**OBJECTIVE**: Pull every line of the entries that has the word "agent".

**DATASET**:
----------

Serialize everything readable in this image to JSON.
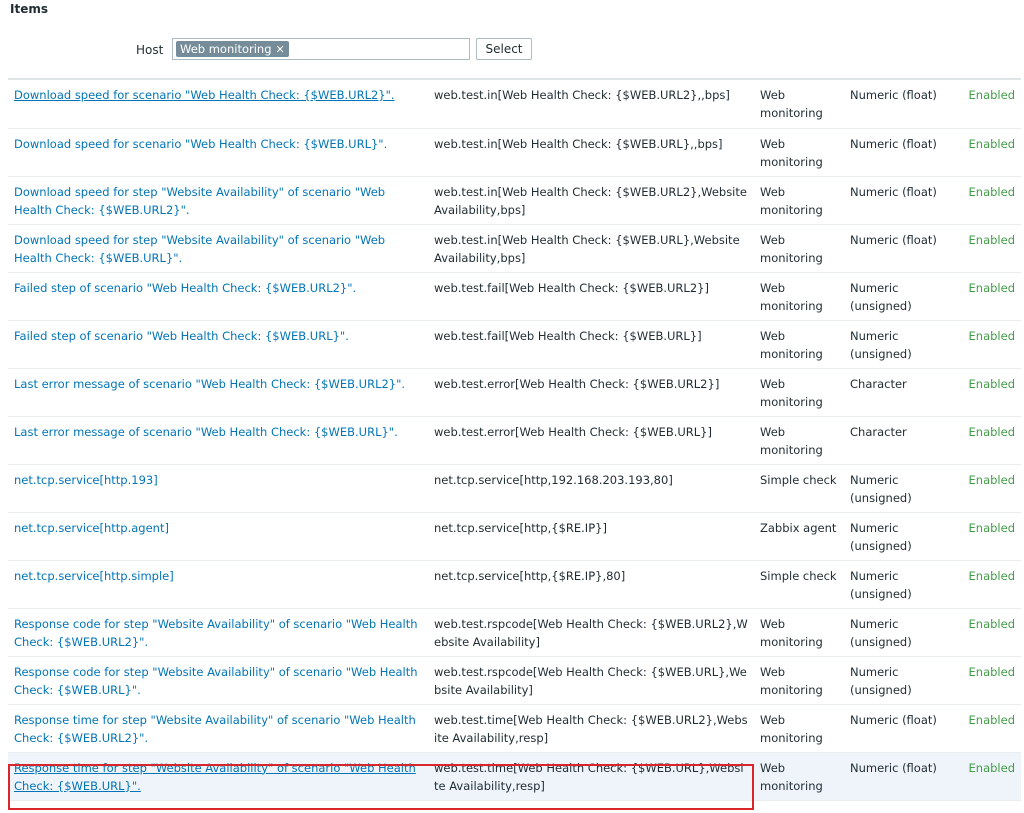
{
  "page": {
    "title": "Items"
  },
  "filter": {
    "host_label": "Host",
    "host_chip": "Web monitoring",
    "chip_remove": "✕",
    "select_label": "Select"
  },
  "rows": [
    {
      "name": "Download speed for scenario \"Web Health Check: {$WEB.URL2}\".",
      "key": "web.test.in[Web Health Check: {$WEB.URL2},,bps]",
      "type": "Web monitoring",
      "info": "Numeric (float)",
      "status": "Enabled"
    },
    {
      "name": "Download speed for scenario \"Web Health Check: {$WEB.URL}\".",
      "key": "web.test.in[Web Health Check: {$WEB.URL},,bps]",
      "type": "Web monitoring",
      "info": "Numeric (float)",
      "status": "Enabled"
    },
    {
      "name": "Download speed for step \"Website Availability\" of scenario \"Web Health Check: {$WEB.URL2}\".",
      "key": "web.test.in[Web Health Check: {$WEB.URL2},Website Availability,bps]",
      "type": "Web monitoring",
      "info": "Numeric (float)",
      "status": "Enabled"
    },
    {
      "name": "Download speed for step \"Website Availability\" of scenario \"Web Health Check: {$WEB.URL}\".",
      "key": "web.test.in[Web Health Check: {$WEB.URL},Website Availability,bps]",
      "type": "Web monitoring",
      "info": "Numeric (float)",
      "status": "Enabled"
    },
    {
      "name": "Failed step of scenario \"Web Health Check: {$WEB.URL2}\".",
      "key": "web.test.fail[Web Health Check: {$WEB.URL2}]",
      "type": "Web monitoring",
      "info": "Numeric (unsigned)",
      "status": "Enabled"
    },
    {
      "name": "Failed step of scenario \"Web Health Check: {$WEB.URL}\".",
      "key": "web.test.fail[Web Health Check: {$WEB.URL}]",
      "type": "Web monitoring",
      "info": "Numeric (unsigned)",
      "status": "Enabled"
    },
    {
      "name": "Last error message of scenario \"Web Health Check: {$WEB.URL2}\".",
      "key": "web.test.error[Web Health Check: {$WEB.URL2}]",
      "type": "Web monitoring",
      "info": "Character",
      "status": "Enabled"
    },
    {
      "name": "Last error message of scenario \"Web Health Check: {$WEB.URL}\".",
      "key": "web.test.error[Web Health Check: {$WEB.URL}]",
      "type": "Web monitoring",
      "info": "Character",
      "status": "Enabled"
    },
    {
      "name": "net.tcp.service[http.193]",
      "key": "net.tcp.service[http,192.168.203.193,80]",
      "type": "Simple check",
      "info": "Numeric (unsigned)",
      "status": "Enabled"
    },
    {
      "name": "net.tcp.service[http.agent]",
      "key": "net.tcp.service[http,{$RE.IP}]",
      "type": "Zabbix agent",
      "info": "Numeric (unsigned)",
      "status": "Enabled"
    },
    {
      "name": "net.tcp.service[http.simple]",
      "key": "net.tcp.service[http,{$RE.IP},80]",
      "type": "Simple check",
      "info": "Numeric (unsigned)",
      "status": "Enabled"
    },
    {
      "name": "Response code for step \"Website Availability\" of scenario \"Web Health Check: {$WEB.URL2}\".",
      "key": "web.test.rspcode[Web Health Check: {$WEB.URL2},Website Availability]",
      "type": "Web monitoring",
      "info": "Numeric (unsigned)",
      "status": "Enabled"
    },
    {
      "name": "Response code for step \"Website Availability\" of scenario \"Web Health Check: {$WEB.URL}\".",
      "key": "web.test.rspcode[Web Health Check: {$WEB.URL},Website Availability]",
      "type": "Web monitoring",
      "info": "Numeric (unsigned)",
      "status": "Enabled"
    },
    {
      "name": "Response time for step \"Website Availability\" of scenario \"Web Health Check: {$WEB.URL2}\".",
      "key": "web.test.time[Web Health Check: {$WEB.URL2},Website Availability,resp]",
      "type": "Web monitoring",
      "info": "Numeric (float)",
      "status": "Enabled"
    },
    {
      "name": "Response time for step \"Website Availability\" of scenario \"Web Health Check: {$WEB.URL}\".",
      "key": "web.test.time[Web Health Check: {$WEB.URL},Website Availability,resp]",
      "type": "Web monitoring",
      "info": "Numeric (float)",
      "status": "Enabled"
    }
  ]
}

----------

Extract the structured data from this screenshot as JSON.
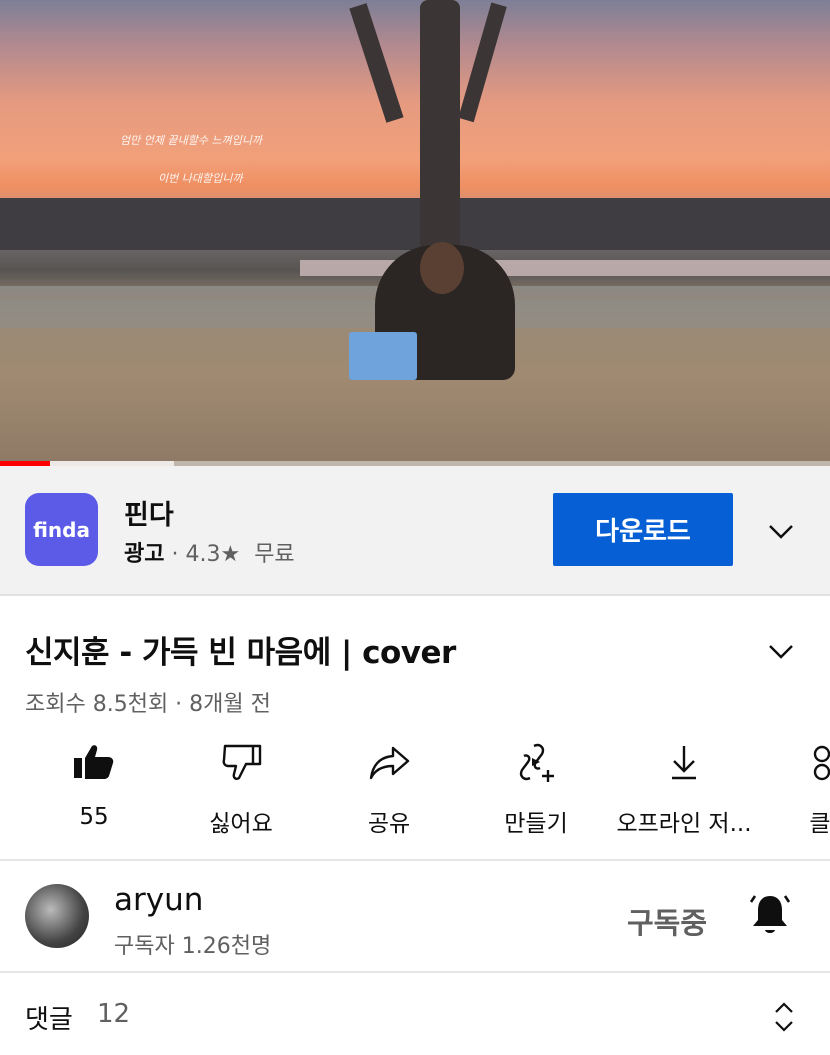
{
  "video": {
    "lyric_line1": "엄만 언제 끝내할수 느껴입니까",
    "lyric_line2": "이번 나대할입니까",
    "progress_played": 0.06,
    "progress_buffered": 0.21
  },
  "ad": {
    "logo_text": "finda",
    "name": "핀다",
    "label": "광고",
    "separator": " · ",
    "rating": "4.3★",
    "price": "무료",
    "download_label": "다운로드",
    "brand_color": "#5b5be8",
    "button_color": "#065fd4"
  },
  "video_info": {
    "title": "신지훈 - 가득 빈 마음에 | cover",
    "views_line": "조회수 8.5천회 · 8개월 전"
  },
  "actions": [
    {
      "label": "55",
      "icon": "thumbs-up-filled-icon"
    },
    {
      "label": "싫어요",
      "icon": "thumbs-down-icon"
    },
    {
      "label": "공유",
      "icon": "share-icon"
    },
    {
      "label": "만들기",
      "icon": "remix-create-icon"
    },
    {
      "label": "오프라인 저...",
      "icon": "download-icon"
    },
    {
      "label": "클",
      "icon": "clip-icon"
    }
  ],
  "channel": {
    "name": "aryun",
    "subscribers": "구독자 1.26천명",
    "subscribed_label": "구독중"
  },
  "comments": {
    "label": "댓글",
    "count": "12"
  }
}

----------

**TASK OUTPUT**:
      "name": "net.tcp.service[http.agent]",
      "type": "Zabbix agent",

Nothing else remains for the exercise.